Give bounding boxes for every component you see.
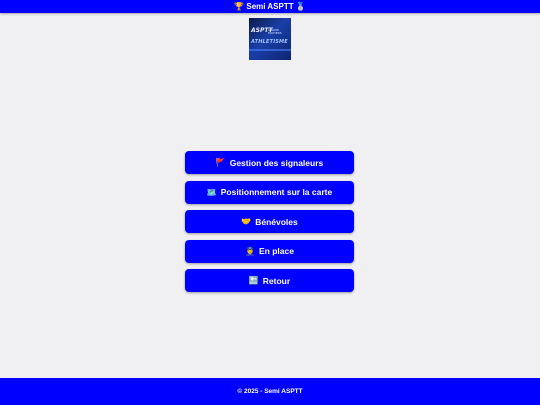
top-header-bar: 🏆 Semi ASPTT 🥈 — [0, 0, 540, 13]
flag-icon: 🚩 — [215, 158, 226, 167]
back-button-label: Retour — [262, 275, 291, 286]
logo-text-athletisme: ATHLETISME — [251, 39, 288, 45]
in-place-button[interactable]: 👮 En place — [185, 239, 354, 263]
map-icon: 🗺️ — [206, 187, 217, 197]
signaleurs-button[interactable]: 🚩 Gestion des signaleurs — [185, 151, 354, 174]
app-title: 🏆 Semi ASPTT 🥈 — [234, 2, 306, 11]
back-button[interactable]: 🔙 Retour — [185, 269, 354, 292]
footer-copyright: © 2025 - Semi ASPTT — [237, 388, 303, 395]
volunteers-button[interactable]: 🤝 Bénévoles — [185, 210, 354, 233]
back-arrow-icon: 🔙 — [248, 276, 259, 285]
in-place-button-label: En place — [259, 246, 294, 256]
map-positioning-button-label: Positionnement sur la carte — [220, 187, 333, 197]
handshake-icon: 🤝 — [241, 217, 252, 226]
map-positioning-button[interactable]: 🗺️ Positionnement sur la carte — [185, 180, 354, 204]
police-officer-icon: 👮 — [245, 246, 255, 256]
main-menu: 🚩 Gestion des signaleurs 🗺️ Positionneme… — [185, 151, 354, 299]
logo-stripe — [249, 49, 291, 51]
asptt-logo: ASPTT GRAND POITIERS ATHLETISME — [249, 18, 291, 60]
page-footer: © 2025 - Semi ASPTT — [0, 378, 540, 405]
volunteers-button-label: Bénévoles — [255, 216, 298, 227]
signaleurs-button-label: Gestion des signaleurs — [229, 157, 324, 168]
logo-text-grand-poitiers: GRAND POITIERS — [268, 28, 282, 35]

══════════════════════════════

Reproduce, without any change, every line of the material from the line containing "top-header-bar: 🏆 Semi" down to the line containing "volunteers-button[interactable]: 🤝 Bénévoles", with both of those lines included.

RESULT OF THE TASK:
top-header-bar: 🏆 Semi ASPTT 🥈 — [0, 0, 540, 13]
flag-icon: 🚩 — [215, 158, 226, 167]
back-button-label: Retour — [262, 275, 291, 286]
logo-text-athletisme: ATHLETISME — [251, 39, 288, 45]
in-place-button[interactable]: 👮 En place — [185, 239, 354, 263]
map-icon: 🗺️ — [206, 187, 217, 197]
signaleurs-button[interactable]: 🚩 Gestion des signaleurs — [185, 151, 354, 174]
app-title: 🏆 Semi ASPTT 🥈 — [234, 2, 306, 11]
back-button[interactable]: 🔙 Retour — [185, 269, 354, 292]
footer-copyright: © 2025 - Semi ASPTT — [237, 388, 303, 395]
volunteers-button[interactable]: 🤝 Bénévoles — [185, 210, 354, 233]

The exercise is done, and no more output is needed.